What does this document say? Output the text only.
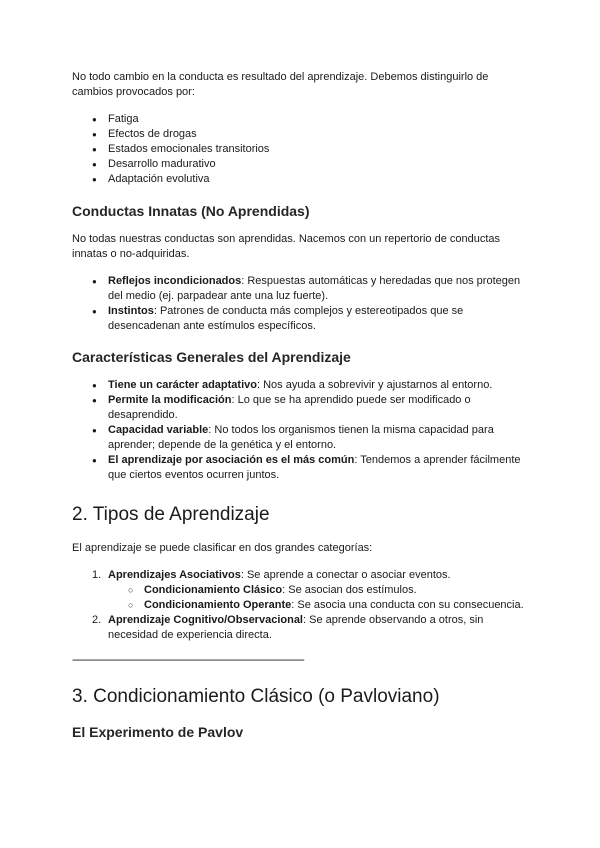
No todo cambio en la conducta es resultado del aprendizaje. Debemos distinguirlo de cambios provocados por:

● Fatiga
● Efectos de drogas
● Estados emocionales transitorios
● Desarrollo madurativo
● Adaptación evolutiva
Conductas Innatas (No Aprendidas)

No todas nuestras conductas son aprendidas. Nacemos con un repertorio de conductas innatas o no-adquiridas.

● Reflejos incondicionados: Respuestas automáticas y heredadas que nos protegen del medio (ej. parpadear ante una luz fuerte).
● Instintos: Patrones de conducta más complejos y estereotipados que se desencadenan ante estímulos específicos.
Características Generales del Aprendizaje
● Tiene un carácter adaptativo: Nos ayuda a sobrevivir y ajustarnos al entorno.
● Permite la modificación: Lo que se ha aprendido puede ser modificado o desaprendido.
● Capacidad variable: No todos los organismos tienen la misma capacidad para aprender; depende de la genética y el entorno.
● El aprendizaje por asociación es el más común: Tendemos a aprender fácilmente que ciertos eventos ocurren juntos.
2. Tipos de Aprendizaje

El aprendizaje se puede clasificar en dos grandes categorías:

1. Aprendizajes Asociativos: Se aprende a conectar o asociar eventos.
○ Condicionamiento Clásico: Se asocian dos estímulos.
○ Condicionamiento Operante: Se asocia una conducta con su consecuencia.
2. Aprendizaje Cognitivo/Observacional: Se aprende observando a otros, sin necesidad de experiencia directa.
----------------------------------------------------------------------------------------------
3. Condicionamiento Clásico (o Pavloviano)
El Experimento de Pavlov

####################

▸ Set problem
Give the data again exactly as written, with all pictures left out.

▸ Answer for the task
What does this document say? Output the text only.
No todo cambio en la conducta es resultado del aprendizaje. Debemos distinguirlo de cambios provocados por:

● Fatiga
● Efectos de drogas
● Estados emocionales transitorios
● Desarrollo madurativo
● Adaptación evolutiva
Conductas Innatas (No Aprendidas)

No todas nuestras conductas son aprendidas. Nacemos con un repertorio de conductas innatas o no-adquiridas.

● Reflejos incondicionados: Respuestas automáticas y heredadas que nos protegen del medio (ej. parpadear ante una luz fuerte).
● Instintos: Patrones de conducta más complejos y estereotipados que se desencadenan ante estímulos específicos.
Características Generales del Aprendizaje
● Tiene un carácter adaptativo: Nos ayuda a sobrevivir y ajustarnos al entorno.
● Permite la modificación: Lo que se ha aprendido puede ser modificado o desaprendido.
● Capacidad variable: No todos los organismos tienen la misma capacidad para aprender; depende de la genética y el entorno.
● El aprendizaje por asociación es el más común: Tendemos a aprender fácilmente que ciertos eventos ocurren juntos.
2. Tipos de Aprendizaje

El aprendizaje se puede clasificar en dos grandes categorías:

1. Aprendizajes Asociativos: Se aprende a conectar o asociar eventos.
○ Condicionamiento Clásico: Se asocian dos estímulos.
○ Condicionamiento Operante: Se asocia una conducta con su consecuencia.
2. Aprendizaje Cognitivo/Observacional: Se aprende observando a otros, sin necesidad de experiencia directa.
----------------------------------------------------------------------------------------------
3. Condicionamiento Clásico (o Pavloviano)
El Experimento de Pavlov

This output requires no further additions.